• Short problem:
Below is a listing. Gather each line of it that contains "title".

• Material to process:
-=-=-

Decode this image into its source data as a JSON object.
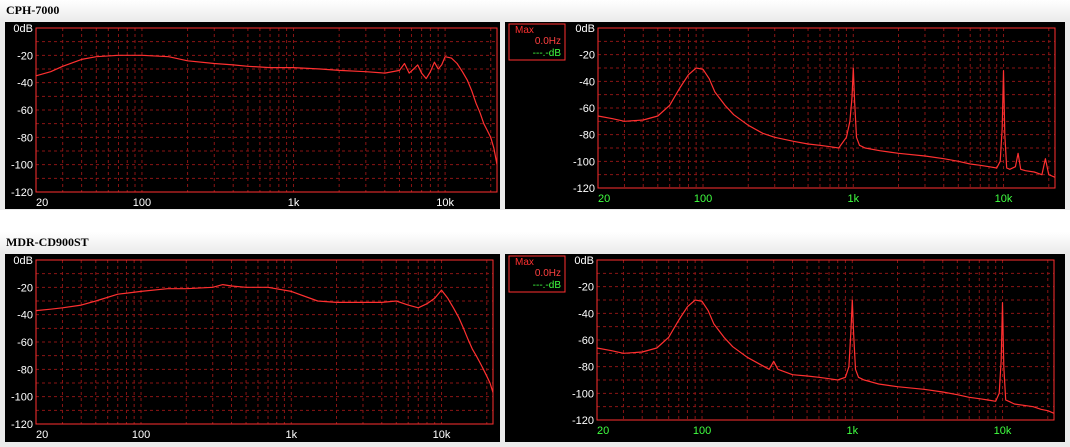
{
  "sections": [
    {
      "title": "CPH-7000"
    },
    {
      "title": "MDR-CD900ST"
    }
  ],
  "colors": {
    "background": "#000000",
    "trace": "#ff3030",
    "grid": "#8a1414",
    "axis_text": "#ff4040",
    "hz_labels": "#40ff40",
    "db_labels": "#ffffff",
    "section_bg": "#ebebeb"
  },
  "legend": {
    "title": "Max",
    "freq": "0.0Hz",
    "level": "---.-dB"
  },
  "chart_data": [
    {
      "id": "cph-response",
      "type": "line",
      "xscale": "log",
      "xlim": [
        20,
        22000
      ],
      "ylim": [
        -120,
        0
      ],
      "xticks": [
        20,
        100,
        1000,
        10000
      ],
      "xticklabels": [
        "20",
        "100",
        "1k",
        "10k"
      ],
      "yticks": [
        0,
        -20,
        -40,
        -60,
        -80,
        -100,
        -120
      ],
      "yticklabels": [
        "0dB",
        "-20",
        "-40",
        "-60",
        "-80",
        "-100",
        "-120"
      ],
      "ylabel_color": "db",
      "xlabel_color": "db",
      "legend": false,
      "series": [
        {
          "x": [
            20,
            25,
            30,
            40,
            50,
            70,
            100,
            150,
            200,
            300,
            400,
            500,
            700,
            1000,
            1500,
            2000,
            3000,
            4000,
            5000,
            5400,
            5800,
            6200,
            6600,
            7000,
            7500,
            8000,
            8500,
            9000,
            9500,
            10000,
            11000,
            12000,
            13000,
            14000,
            15000,
            16000,
            17000,
            18000,
            19000,
            20000,
            21000,
            22000
          ],
          "y": [
            -35,
            -32,
            -28,
            -23,
            -21,
            -20,
            -20,
            -21,
            -24,
            -26,
            -27,
            -28,
            -29,
            -29,
            -30,
            -31,
            -32,
            -33,
            -31,
            -26,
            -33,
            -30,
            -27,
            -33,
            -37,
            -32,
            -25,
            -30,
            -27,
            -21,
            -22,
            -26,
            -32,
            -38,
            -46,
            -55,
            -62,
            -70,
            -75,
            -80,
            -88,
            -100
          ]
        }
      ]
    },
    {
      "id": "cph-spectrum",
      "type": "line",
      "xscale": "log",
      "xlim": [
        20,
        22000
      ],
      "ylim": [
        -120,
        0
      ],
      "xticks": [
        20,
        100,
        1000,
        10000
      ],
      "xticklabels": [
        "20",
        "100",
        "1k",
        "10k"
      ],
      "yticks": [
        0,
        -20,
        -40,
        -60,
        -80,
        -100,
        -120
      ],
      "yticklabels": [
        "0dB",
        "-20",
        "-40",
        "-60",
        "-80",
        "-100",
        "-120"
      ],
      "ylabel_color": "db",
      "xlabel_color": "hz",
      "legend": true,
      "series": [
        {
          "x": [
            20,
            25,
            30,
            40,
            50,
            60,
            70,
            80,
            90,
            100,
            110,
            120,
            140,
            160,
            200,
            250,
            300,
            400,
            500,
            600,
            700,
            800,
            900,
            950,
            980,
            1000,
            1020,
            1050,
            1100,
            1200,
            1500,
            2000,
            3000,
            4000,
            5000,
            6000,
            7000,
            8000,
            9000,
            9500,
            9800,
            10000,
            10200,
            10500,
            11000,
            12000,
            12500,
            13000,
            14000,
            16000,
            18000,
            19000,
            20000,
            21000,
            22000
          ],
          "y": [
            -66,
            -68,
            -70,
            -69,
            -66,
            -58,
            -45,
            -35,
            -30,
            -31,
            -38,
            -48,
            -58,
            -65,
            -73,
            -79,
            -82,
            -85,
            -87,
            -88,
            -89,
            -90,
            -82,
            -70,
            -52,
            -30,
            -55,
            -82,
            -88,
            -90,
            -92,
            -94,
            -96,
            -98,
            -100,
            -102,
            -103,
            -104,
            -105,
            -100,
            -75,
            -32,
            -80,
            -105,
            -106,
            -104,
            -94,
            -106,
            -107,
            -108,
            -110,
            -98,
            -110,
            -111,
            -112
          ]
        }
      ]
    },
    {
      "id": "mdr-response",
      "type": "line",
      "xscale": "log",
      "xlim": [
        20,
        22000
      ],
      "ylim": [
        -120,
        0
      ],
      "xticks": [
        20,
        100,
        1000,
        10000
      ],
      "xticklabels": [
        "20",
        "100",
        "1k",
        "10k"
      ],
      "yticks": [
        0,
        -20,
        -40,
        -60,
        -80,
        -100,
        -120
      ],
      "yticklabels": [
        "0dB",
        "-20",
        "-40",
        "-60",
        "-80",
        "-100",
        "-120"
      ],
      "ylabel_color": "db",
      "xlabel_color": "db",
      "legend": false,
      "series": [
        {
          "x": [
            20,
            25,
            30,
            40,
            50,
            70,
            100,
            150,
            200,
            300,
            350,
            400,
            500,
            700,
            1000,
            1500,
            2000,
            3000,
            4000,
            5000,
            6000,
            7000,
            8000,
            9000,
            10000,
            11000,
            12000,
            13000,
            14000,
            15000,
            16000,
            17000,
            18000,
            19000,
            20000,
            21000,
            22000
          ],
          "y": [
            -37,
            -36,
            -35,
            -33,
            -30,
            -25,
            -23,
            -21,
            -21,
            -20,
            -18,
            -19,
            -20,
            -20,
            -23,
            -30,
            -31,
            -31,
            -31,
            -30,
            -33,
            -35,
            -32,
            -28,
            -22,
            -28,
            -35,
            -42,
            -50,
            -58,
            -65,
            -70,
            -75,
            -80,
            -85,
            -90,
            -97
          ]
        }
      ]
    },
    {
      "id": "mdr-spectrum",
      "type": "line",
      "xscale": "log",
      "xlim": [
        20,
        22000
      ],
      "ylim": [
        -120,
        0
      ],
      "xticks": [
        20,
        100,
        1000,
        10000
      ],
      "xticklabels": [
        "20",
        "100",
        "1k",
        "10k"
      ],
      "yticks": [
        0,
        -20,
        -40,
        -60,
        -80,
        -100,
        -120
      ],
      "yticklabels": [
        "0dB",
        "-20",
        "-40",
        "-60",
        "-80",
        "-100",
        "-120"
      ],
      "ylabel_color": "db",
      "xlabel_color": "hz",
      "legend": true,
      "series": [
        {
          "x": [
            20,
            25,
            30,
            40,
            50,
            60,
            70,
            80,
            90,
            100,
            110,
            120,
            140,
            160,
            200,
            250,
            280,
            300,
            320,
            400,
            500,
            600,
            700,
            800,
            900,
            950,
            980,
            1000,
            1020,
            1050,
            1100,
            1200,
            1500,
            2000,
            3000,
            4000,
            5000,
            6000,
            7000,
            8000,
            9000,
            9500,
            9800,
            10000,
            10200,
            10500,
            11000,
            12000,
            16000,
            18000,
            20000,
            22000
          ],
          "y": [
            -66,
            -68,
            -70,
            -69,
            -66,
            -58,
            -45,
            -35,
            -30,
            -31,
            -38,
            -48,
            -58,
            -65,
            -73,
            -79,
            -82,
            -76,
            -82,
            -86,
            -87,
            -88,
            -89,
            -90,
            -88,
            -80,
            -52,
            -30,
            -55,
            -82,
            -88,
            -90,
            -93,
            -95,
            -97,
            -99,
            -101,
            -103,
            -104,
            -105,
            -106,
            -100,
            -75,
            -32,
            -80,
            -105,
            -106,
            -108,
            -110,
            -112,
            -113,
            -115
          ]
        }
      ]
    }
  ]
}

-=-=-

• Full solution:
      "title": "CPH-7000"
      "title": "MDR-CD900ST"
    "title": "Max",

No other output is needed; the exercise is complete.